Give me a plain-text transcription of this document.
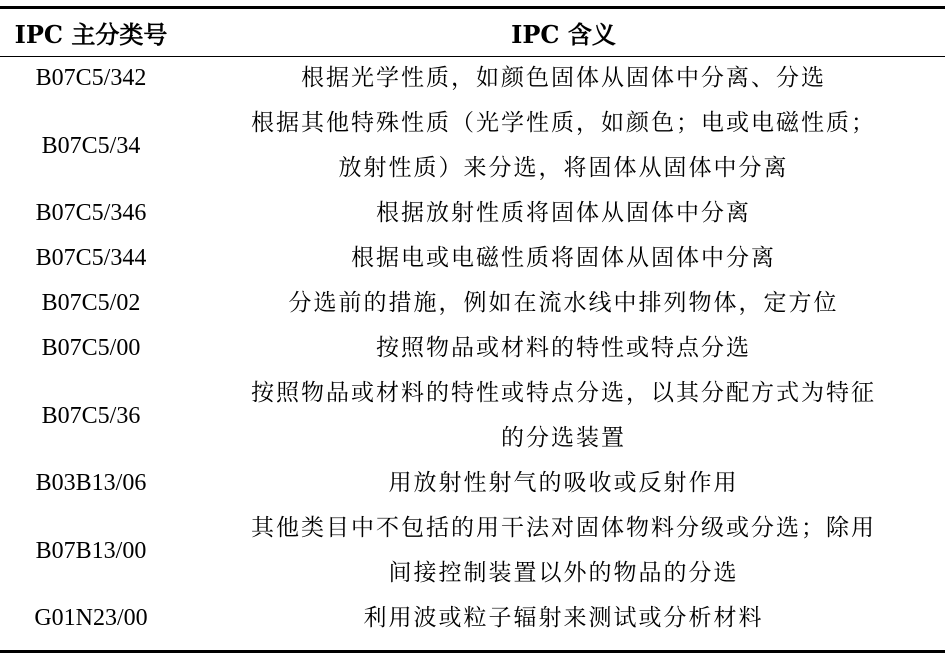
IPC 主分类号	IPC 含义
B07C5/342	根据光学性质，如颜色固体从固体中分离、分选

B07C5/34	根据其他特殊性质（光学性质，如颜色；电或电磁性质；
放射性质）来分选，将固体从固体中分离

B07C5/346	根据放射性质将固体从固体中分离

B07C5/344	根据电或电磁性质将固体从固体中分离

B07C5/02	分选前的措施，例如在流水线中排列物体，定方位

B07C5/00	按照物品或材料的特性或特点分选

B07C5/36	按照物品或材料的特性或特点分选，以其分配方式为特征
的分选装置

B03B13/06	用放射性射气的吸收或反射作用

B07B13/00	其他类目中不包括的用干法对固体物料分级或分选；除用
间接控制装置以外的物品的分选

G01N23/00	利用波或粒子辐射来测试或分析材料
==
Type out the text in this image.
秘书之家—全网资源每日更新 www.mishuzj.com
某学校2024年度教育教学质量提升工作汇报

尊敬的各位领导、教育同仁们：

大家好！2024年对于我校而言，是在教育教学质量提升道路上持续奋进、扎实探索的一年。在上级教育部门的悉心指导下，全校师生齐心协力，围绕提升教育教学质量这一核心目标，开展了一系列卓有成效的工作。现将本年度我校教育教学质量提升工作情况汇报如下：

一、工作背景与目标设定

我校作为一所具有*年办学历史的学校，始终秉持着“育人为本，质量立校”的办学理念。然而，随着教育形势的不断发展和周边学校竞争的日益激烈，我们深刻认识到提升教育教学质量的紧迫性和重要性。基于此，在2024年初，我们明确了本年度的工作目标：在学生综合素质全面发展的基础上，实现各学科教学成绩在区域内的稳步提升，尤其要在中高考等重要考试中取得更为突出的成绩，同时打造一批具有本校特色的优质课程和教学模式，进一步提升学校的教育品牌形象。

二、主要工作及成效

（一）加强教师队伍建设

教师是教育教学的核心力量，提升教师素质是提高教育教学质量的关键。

◆ **The exercise**: Each line containing the word "text" counts once; report the total alone.

◆ **Expected output**: 2